Requirement →
Quote all of the data below exactly, please.

((

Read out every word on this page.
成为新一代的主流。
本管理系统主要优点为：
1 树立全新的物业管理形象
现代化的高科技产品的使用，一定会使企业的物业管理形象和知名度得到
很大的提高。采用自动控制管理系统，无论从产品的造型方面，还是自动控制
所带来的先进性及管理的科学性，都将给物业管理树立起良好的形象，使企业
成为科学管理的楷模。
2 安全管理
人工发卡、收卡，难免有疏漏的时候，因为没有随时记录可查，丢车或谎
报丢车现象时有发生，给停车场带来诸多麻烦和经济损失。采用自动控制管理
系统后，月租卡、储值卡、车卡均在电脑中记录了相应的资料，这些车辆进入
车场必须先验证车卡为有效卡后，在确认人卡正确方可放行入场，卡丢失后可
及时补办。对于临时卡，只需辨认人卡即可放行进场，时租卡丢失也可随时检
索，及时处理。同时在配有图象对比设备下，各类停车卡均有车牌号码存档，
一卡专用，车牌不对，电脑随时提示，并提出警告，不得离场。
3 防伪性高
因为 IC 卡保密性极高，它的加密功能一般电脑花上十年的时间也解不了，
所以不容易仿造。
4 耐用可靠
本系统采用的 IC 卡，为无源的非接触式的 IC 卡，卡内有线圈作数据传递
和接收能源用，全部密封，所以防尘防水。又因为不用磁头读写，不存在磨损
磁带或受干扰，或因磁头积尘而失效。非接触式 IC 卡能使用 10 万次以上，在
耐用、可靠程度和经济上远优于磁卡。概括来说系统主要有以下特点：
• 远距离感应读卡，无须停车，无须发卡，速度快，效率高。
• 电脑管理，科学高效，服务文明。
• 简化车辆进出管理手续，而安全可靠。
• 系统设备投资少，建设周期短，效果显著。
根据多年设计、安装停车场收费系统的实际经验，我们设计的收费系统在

))

Solution →
Read out every word on this page.
成为新一代的主流。
本管理系统主要优点为：
1 树立全新的物业管理形象
现代化的高科技产品的使用，一定会使企业的物业管理形象和知名度得到
很大的提高。采用自动控制管理系统，无论从产品的造型方面，还是自动控制
所带来的先进性及管理的科学性，都将给物业管理树立起良好的形象，使企业
成为科学管理的楷模。
2 安全管理
人工发卡、收卡，难免有疏漏的时候，因为没有随时记录可查，丢车或谎
报丢车现象时有发生，给停车场带来诸多麻烦和经济损失。采用自动控制管理
系统后，月租卡、储值卡、车卡均在电脑中记录了相应的资料，这些车辆进入
车场必须先验证车卡为有效卡后，在确认人卡正确方可放行入场，卡丢失后可
及时补办。对于临时卡，只需辨认人卡即可放行进场，时租卡丢失也可随时检
索，及时处理。同时在配有图象对比设备下，各类停车卡均有车牌号码存档，
一卡专用，车牌不对，电脑随时提示，并提出警告，不得离场。
3 防伪性高
因为 IC 卡保密性极高，它的加密功能一般电脑花上十年的时间也解不了，
所以不容易仿造。
4 耐用可靠
本系统采用的 IC 卡，为无源的非接触式的 IC 卡，卡内有线圈作数据传递
和接收能源用，全部密封，所以防尘防水。又因为不用磁头读写，不存在磨损
磁带或受干扰，或因磁头积尘而失效。非接触式 IC 卡能使用 10 万次以上，在
耐用、可靠程度和经济上远优于磁卡。概括来说系统主要有以下特点：
• 远距离感应读卡，无须停车，无须发卡，速度快，效率高。
• 电脑管理，科学高效，服务文明。
• 简化车辆进出管理手续，而安全可靠。
• 系统设备投资少，建设周期短，效果显著。
根据多年设计、安装停车场收费系统的实际经验，我们设计的收费系统在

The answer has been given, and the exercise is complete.